## Document excerpt
Induction of Alzheimer's disease-related tau pathology by heparan sulphates and its regulation via TGF-ß

Abstract

Alzheimer’s disease (AD) is the seventh cause of death in the world, and surprisingly one of the only ones without any effective treatment to cure or stop the disease. Several neuropathological studies have shown the correlation of neurofibrillary tangles (NFTs) burden with the degree of cognitive impairment in AD, whereas deposition of amyloid-β (Aß) plaques has failed to show this correlation. Despite continued emphasis on drug development targeting Aß plaques in various studies, the lack of a clear association between amyloids and cognitive impairments has resulted in limited positive outcomes. NFTs are the result of tau aggregation, a process in which the heparan sulphates have shown a crucial role. In vitro, the aggregation of tau is not possible in the absence of heparin, a highly sulphated heparan sulphate carrying a rare 3-O-sulphation. Here, we show that the gene expression of heparan sulphate 3-O-sulphotransferases, producing specific heparan sulphate chains, the 3-O-sulphated heparan sulphates, is under the control of TGF-ß signalling pathway. TGF-ß1 is a pleiotropic cytokine upregulated in AD patients and can modulate gene expression through its transcription factor SMAD4. Furthermore, we demonstrate that the neural heparan sulfate-glucosamine 3- sulphotransferase 2 (Hs3st2) is critical for the AD related tau abnormal phosphorylation and oligomerization, and that its loss of function decreases tau pathology, leading to the recovery of synapse density and connectivity, which is known to be correlated with an improvement in cognition and learning or memory. Together, our results position intracellular 3-O-sulphated heparan sulphates produced by Hs3st2 and its TGF-ß related regulatory pathway, as key modulators of AD tau pathology, opening a wide area of research with therapeutic potential for AD and other tauopathies.

## Recorded data

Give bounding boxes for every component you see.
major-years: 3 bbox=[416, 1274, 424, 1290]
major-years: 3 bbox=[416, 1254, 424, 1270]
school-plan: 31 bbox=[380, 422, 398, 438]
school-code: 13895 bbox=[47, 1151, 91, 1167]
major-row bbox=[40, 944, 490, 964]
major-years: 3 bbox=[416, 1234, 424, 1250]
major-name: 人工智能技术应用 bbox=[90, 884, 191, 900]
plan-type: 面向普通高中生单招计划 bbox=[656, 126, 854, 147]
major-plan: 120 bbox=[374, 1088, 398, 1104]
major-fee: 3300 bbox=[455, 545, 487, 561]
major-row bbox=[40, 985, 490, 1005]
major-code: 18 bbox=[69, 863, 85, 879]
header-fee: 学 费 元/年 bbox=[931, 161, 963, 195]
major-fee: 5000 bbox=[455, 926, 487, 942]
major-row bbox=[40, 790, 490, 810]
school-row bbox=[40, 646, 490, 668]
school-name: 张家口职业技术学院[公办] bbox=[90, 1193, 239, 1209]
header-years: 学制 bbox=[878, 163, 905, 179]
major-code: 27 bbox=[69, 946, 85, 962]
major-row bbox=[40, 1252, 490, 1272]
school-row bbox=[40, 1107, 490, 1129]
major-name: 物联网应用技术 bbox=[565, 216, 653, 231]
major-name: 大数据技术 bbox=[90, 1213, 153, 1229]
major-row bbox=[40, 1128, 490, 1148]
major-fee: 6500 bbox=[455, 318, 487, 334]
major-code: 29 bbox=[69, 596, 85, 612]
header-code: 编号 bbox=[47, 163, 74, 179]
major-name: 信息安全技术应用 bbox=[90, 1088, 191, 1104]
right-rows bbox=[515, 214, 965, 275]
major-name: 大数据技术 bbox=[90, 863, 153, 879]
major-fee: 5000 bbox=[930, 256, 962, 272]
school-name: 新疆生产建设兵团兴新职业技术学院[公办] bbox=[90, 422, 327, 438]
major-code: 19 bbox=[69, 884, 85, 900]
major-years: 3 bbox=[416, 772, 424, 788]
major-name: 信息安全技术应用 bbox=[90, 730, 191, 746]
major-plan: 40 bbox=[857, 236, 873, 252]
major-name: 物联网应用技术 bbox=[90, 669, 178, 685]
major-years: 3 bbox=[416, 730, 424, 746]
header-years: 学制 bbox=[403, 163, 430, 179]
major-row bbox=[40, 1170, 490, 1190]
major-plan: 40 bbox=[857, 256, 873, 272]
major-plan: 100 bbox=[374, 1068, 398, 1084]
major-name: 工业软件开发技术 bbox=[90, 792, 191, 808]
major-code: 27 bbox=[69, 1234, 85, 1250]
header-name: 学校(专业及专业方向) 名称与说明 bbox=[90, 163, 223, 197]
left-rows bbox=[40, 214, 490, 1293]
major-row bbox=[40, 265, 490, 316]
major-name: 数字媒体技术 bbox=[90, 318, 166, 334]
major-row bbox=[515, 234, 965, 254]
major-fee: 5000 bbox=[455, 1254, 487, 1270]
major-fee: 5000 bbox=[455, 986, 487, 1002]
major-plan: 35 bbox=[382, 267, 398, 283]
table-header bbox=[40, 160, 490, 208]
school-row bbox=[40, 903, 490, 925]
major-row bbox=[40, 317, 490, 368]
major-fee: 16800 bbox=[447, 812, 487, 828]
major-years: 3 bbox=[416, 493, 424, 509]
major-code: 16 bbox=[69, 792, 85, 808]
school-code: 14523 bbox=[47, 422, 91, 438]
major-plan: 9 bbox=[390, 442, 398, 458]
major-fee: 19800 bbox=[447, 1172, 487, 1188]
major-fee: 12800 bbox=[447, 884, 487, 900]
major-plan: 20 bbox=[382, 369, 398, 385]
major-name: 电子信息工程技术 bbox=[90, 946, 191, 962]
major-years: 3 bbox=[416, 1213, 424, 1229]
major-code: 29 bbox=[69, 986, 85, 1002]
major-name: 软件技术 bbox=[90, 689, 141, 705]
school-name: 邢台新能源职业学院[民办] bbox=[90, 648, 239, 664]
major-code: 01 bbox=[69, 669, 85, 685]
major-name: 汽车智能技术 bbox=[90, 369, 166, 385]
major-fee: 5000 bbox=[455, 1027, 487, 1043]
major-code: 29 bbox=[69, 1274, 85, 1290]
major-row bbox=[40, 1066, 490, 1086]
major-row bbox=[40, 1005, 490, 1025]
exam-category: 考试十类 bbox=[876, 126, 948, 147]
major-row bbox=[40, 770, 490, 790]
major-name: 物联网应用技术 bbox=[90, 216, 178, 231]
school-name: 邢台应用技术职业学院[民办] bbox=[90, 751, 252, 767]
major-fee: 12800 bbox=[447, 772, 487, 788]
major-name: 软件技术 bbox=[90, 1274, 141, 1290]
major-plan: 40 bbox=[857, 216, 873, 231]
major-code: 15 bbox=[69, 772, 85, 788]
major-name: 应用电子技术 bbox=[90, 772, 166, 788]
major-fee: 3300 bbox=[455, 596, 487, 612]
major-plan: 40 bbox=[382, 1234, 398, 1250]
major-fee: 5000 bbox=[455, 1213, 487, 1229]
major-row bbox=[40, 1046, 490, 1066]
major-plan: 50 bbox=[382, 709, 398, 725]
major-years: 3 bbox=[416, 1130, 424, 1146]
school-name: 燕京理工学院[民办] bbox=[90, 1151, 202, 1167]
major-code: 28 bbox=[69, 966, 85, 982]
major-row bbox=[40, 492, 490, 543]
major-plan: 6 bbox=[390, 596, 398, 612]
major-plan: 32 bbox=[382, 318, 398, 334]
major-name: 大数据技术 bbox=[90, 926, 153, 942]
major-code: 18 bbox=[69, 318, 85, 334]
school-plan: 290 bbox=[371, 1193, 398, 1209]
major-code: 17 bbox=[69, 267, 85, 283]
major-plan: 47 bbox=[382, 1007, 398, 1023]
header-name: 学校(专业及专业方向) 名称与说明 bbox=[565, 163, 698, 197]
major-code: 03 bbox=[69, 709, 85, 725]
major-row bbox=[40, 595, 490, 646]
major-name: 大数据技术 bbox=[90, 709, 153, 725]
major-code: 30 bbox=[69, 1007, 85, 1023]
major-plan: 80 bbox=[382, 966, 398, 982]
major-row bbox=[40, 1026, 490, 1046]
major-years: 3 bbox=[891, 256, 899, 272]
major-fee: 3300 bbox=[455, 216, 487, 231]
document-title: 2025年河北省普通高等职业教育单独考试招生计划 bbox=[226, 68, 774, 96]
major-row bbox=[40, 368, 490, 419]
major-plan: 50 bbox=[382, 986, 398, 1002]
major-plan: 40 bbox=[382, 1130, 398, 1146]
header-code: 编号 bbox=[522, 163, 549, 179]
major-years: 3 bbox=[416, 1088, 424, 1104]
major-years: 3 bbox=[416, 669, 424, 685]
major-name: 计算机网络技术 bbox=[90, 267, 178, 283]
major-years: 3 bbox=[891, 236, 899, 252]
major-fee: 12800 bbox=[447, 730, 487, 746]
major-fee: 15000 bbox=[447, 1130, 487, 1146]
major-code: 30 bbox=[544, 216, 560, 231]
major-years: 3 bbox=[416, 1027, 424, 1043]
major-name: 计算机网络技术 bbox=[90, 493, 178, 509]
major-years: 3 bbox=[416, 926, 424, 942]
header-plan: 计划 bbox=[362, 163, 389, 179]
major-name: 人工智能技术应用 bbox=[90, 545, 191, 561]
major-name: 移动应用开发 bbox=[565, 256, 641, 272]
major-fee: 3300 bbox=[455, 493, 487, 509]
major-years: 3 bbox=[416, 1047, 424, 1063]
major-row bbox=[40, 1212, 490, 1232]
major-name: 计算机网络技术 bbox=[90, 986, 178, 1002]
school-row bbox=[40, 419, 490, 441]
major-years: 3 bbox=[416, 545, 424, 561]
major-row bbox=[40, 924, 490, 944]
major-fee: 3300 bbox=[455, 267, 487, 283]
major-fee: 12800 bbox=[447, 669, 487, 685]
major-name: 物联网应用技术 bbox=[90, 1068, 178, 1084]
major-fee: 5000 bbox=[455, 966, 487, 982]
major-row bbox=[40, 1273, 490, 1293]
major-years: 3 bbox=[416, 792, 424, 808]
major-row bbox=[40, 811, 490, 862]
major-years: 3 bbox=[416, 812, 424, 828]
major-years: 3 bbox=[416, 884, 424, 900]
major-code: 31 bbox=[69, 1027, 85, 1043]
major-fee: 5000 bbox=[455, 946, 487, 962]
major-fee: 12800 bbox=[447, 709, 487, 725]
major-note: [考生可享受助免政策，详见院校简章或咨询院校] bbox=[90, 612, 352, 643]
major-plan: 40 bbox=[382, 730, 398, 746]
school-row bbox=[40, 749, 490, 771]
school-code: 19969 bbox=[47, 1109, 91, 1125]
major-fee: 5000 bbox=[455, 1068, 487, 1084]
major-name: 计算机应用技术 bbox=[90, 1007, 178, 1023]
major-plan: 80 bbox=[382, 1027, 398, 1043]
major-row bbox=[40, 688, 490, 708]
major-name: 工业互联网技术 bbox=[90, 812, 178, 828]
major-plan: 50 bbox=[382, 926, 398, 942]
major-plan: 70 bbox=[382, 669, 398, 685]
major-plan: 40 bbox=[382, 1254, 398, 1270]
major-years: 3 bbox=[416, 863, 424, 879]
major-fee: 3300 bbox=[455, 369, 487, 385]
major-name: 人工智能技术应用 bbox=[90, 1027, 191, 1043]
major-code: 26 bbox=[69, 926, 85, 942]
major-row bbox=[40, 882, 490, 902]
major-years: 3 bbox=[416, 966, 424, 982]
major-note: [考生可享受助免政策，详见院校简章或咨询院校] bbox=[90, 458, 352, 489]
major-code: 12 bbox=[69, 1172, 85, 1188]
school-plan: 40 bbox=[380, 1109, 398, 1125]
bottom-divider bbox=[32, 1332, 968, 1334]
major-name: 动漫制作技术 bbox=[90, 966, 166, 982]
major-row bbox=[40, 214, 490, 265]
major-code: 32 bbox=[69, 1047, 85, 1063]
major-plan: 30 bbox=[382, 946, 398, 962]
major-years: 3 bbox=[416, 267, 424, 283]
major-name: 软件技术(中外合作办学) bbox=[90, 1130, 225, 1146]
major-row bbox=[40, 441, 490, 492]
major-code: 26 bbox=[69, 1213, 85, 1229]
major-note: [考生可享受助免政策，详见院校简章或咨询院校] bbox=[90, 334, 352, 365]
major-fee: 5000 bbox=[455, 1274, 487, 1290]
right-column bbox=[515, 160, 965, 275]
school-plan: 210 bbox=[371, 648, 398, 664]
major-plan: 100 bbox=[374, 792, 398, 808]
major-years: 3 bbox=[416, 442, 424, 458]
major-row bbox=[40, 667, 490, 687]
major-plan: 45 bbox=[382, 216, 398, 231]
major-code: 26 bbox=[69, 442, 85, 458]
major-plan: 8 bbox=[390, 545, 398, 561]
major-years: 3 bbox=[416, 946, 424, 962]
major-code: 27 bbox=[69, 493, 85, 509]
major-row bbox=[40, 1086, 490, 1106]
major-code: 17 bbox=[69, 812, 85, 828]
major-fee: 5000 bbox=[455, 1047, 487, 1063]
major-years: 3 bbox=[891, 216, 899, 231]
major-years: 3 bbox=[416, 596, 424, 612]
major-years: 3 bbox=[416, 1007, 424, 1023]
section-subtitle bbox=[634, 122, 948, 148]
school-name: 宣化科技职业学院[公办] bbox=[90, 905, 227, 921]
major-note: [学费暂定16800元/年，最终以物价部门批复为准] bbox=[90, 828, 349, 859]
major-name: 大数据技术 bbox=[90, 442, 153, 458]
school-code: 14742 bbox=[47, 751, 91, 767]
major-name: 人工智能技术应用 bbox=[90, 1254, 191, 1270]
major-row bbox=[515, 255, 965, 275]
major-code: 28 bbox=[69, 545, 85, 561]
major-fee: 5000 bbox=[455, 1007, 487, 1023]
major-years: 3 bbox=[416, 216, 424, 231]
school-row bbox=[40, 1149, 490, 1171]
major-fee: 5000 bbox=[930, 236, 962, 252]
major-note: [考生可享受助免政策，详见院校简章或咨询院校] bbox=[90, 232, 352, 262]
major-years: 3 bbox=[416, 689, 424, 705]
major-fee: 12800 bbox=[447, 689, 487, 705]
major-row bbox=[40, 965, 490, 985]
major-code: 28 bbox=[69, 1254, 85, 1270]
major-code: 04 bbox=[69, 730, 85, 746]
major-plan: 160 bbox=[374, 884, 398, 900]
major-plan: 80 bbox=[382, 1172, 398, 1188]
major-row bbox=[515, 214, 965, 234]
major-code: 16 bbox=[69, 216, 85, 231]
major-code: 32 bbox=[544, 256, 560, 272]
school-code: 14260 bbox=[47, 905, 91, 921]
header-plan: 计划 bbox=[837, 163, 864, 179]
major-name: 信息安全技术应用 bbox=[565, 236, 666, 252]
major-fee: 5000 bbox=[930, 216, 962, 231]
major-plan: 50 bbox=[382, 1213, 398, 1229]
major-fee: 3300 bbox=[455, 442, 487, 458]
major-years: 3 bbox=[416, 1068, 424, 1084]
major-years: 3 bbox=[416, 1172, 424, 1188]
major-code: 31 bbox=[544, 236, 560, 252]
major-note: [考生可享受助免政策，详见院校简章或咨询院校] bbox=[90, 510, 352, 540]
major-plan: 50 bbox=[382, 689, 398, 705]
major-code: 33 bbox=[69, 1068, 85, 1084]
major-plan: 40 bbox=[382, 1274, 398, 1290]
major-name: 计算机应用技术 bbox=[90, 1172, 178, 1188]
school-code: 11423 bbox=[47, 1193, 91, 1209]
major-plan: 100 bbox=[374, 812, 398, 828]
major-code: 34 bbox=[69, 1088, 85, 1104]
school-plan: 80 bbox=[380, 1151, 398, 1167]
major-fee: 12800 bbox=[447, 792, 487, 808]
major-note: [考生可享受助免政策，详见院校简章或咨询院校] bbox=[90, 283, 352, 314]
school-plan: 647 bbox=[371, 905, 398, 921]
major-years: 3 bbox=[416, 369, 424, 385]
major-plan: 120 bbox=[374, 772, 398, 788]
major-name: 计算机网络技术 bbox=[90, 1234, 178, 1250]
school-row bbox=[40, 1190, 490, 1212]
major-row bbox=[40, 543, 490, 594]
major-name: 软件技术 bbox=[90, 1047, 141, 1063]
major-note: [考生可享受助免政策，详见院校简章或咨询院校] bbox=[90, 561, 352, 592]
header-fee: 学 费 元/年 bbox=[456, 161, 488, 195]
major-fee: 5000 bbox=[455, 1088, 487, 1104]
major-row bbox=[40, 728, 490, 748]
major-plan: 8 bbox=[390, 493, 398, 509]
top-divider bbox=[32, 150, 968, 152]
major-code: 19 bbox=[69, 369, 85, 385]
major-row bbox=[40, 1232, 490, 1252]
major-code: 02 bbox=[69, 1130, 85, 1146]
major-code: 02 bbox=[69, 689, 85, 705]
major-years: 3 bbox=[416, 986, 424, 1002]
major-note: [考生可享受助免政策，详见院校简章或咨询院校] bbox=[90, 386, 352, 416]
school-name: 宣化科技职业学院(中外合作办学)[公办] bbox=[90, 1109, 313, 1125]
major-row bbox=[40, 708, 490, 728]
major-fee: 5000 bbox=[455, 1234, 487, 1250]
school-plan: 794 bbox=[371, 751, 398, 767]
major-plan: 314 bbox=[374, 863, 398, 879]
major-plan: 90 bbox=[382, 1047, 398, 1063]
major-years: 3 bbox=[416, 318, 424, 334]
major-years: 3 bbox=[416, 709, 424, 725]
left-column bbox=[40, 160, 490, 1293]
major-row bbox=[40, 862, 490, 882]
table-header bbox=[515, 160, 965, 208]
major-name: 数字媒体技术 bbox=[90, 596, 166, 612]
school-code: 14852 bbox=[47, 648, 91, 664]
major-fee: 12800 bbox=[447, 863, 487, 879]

## Required work
In the abstract on heparan sulphates and tau pathology, through which transcription factor can TGF-ß1 modulate gene expression?

## Solution
SMAD4